• Task description:
Give only the number of lines that contain the word "отделения".

• Supplied information:
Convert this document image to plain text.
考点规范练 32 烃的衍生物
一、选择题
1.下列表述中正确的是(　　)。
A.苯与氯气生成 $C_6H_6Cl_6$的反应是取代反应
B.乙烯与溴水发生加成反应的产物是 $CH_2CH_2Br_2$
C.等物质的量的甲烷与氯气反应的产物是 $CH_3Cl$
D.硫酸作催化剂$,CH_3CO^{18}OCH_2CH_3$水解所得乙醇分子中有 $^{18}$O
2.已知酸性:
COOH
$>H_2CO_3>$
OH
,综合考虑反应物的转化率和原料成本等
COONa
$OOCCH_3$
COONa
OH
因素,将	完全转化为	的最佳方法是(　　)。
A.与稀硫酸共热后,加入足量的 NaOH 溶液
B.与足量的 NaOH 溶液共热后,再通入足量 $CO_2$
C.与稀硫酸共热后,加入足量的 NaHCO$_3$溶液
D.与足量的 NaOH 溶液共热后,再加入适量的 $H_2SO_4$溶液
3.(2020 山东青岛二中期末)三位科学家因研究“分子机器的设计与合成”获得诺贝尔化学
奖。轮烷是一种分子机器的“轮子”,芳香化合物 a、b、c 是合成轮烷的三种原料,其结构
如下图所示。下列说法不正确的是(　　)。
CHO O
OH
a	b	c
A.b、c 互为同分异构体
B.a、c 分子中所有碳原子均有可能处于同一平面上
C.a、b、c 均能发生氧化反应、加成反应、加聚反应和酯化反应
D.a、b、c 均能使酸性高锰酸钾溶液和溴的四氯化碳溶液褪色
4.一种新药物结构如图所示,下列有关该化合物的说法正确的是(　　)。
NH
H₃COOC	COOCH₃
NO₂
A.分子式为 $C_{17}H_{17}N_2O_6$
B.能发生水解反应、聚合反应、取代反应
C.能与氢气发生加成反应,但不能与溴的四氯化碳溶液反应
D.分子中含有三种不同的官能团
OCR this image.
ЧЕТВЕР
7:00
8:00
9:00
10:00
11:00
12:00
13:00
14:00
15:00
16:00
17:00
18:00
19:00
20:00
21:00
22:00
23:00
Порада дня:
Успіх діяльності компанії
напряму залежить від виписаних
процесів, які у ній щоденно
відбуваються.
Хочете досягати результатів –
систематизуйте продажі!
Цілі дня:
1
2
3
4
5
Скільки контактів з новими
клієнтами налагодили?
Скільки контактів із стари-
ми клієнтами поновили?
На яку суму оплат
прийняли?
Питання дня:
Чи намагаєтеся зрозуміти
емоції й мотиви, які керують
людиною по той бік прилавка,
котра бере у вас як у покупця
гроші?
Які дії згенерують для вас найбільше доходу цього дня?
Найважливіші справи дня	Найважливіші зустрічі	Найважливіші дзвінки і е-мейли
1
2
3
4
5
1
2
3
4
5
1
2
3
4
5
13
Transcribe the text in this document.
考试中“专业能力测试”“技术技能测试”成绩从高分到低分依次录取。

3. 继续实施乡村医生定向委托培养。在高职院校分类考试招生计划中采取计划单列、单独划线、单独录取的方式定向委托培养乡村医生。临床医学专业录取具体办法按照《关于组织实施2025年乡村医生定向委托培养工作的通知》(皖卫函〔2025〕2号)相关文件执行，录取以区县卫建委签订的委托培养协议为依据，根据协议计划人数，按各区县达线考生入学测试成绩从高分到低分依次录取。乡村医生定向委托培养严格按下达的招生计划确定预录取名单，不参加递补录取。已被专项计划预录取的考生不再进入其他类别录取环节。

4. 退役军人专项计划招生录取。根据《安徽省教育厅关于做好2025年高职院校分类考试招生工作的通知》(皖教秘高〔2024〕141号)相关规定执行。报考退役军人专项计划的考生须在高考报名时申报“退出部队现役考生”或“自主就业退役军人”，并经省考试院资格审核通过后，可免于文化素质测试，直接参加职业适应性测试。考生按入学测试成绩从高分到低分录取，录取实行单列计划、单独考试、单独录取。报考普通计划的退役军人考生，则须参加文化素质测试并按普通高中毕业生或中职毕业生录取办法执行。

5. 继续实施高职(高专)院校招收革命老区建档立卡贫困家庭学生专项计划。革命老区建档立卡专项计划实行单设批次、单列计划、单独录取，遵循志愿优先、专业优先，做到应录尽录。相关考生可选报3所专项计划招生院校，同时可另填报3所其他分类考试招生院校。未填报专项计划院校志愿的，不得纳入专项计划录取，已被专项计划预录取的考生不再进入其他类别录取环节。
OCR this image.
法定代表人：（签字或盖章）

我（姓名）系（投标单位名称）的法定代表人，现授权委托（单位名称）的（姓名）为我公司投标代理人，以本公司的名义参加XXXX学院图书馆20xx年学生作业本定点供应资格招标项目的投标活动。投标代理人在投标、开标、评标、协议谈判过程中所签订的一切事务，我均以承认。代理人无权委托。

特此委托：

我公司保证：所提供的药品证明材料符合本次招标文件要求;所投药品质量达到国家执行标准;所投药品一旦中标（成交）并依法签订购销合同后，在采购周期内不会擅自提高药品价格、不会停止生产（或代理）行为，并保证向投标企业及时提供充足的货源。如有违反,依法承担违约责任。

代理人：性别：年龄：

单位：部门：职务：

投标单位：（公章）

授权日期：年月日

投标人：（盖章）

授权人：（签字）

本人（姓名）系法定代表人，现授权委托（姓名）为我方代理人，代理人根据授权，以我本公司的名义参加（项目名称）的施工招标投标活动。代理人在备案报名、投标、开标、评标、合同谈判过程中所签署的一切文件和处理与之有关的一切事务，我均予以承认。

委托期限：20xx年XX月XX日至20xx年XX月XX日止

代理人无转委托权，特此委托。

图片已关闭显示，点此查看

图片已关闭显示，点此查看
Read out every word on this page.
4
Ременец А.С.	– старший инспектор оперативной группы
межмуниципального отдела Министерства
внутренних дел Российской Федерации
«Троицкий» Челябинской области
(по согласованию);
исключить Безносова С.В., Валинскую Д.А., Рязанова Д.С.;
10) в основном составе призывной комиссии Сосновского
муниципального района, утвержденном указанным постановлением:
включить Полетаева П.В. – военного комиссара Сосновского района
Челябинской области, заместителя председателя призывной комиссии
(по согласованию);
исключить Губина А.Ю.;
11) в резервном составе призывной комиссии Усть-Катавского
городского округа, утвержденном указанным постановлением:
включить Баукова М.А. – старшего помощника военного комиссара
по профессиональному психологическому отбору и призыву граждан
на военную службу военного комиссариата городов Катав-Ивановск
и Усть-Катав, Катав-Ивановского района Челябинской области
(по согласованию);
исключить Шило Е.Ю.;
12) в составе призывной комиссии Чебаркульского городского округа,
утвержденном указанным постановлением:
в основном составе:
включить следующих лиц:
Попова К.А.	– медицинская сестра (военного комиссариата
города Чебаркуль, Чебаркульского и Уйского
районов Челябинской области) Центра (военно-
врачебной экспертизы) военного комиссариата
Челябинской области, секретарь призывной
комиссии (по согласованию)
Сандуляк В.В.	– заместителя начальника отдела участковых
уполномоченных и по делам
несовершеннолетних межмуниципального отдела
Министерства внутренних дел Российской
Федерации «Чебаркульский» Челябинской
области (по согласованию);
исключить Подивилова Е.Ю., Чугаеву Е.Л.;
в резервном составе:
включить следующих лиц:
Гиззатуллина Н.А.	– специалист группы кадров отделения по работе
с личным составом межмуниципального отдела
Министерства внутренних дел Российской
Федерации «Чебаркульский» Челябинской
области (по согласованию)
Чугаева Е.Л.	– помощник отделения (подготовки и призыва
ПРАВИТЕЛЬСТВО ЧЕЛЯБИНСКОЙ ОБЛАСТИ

• Answer in full:
2